(WRITTEN INSTRUCTION) For each line of the data below that holds "Fadyaxxqi", copy the line.

═══ EXERCISE MATERIAL

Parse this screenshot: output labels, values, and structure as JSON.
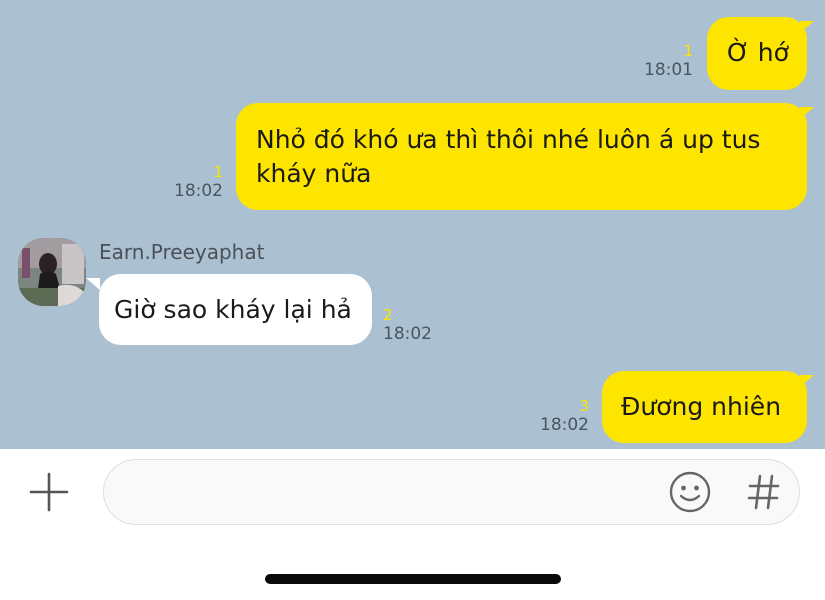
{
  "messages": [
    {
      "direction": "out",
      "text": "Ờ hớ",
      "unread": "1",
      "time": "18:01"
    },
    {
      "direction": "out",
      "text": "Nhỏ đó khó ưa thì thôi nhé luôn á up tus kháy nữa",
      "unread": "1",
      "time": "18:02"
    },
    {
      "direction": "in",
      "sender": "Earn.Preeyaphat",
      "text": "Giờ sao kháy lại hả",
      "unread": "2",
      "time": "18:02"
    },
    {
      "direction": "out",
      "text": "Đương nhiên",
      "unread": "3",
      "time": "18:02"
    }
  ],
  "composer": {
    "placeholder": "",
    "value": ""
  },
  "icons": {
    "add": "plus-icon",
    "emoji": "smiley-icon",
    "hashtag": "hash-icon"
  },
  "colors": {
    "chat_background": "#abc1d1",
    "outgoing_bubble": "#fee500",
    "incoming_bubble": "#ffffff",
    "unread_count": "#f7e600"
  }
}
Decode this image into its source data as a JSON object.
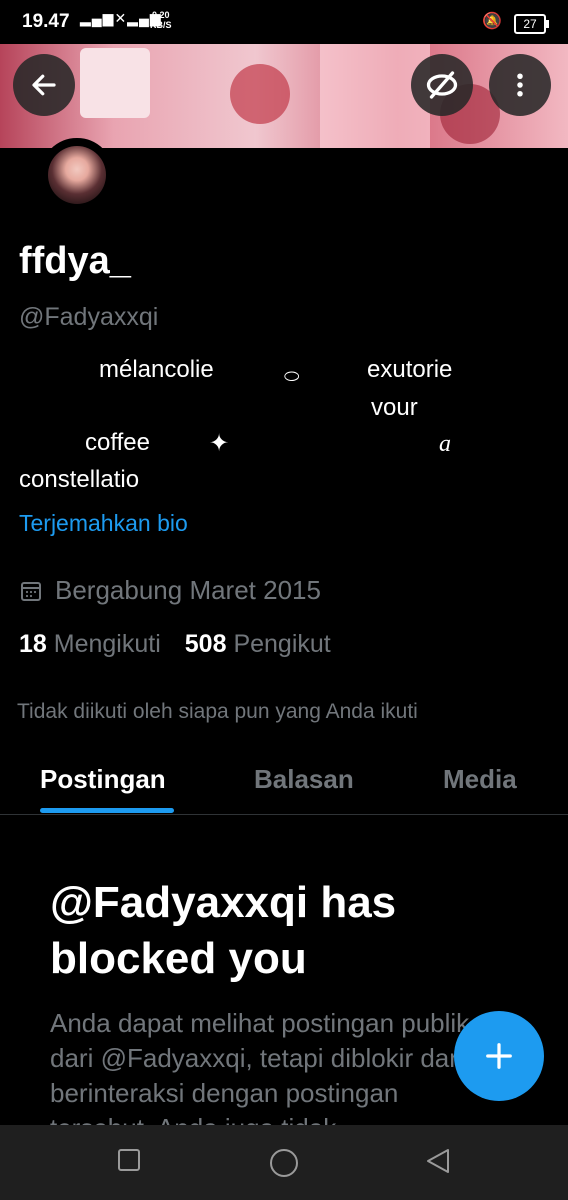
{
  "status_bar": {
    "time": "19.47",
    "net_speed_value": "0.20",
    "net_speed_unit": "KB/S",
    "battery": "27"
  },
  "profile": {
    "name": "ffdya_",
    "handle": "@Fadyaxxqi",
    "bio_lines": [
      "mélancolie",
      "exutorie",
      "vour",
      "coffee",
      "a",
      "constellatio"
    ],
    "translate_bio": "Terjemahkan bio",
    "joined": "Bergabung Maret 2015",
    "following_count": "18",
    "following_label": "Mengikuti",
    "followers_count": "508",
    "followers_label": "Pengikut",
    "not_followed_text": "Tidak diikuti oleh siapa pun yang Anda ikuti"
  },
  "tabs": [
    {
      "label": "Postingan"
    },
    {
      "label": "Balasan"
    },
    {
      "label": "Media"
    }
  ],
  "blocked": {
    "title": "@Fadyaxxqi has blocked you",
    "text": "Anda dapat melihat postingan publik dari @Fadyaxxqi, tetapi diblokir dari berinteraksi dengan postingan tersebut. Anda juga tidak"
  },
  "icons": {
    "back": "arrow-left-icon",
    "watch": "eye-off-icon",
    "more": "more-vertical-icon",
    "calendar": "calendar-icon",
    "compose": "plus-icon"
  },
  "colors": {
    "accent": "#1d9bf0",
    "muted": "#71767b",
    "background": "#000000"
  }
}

══════

(RESULT OF THIS EXERCISE)
    "handle": "@Fadyaxxqi",
    "title": "@Fadyaxxqi has blocked you",
    "text": "Anda dapat melihat postingan publik dari @Fadyaxxqi, tetapi diblokir dari berinteraksi dengan postingan tersebut. Anda juga tidak"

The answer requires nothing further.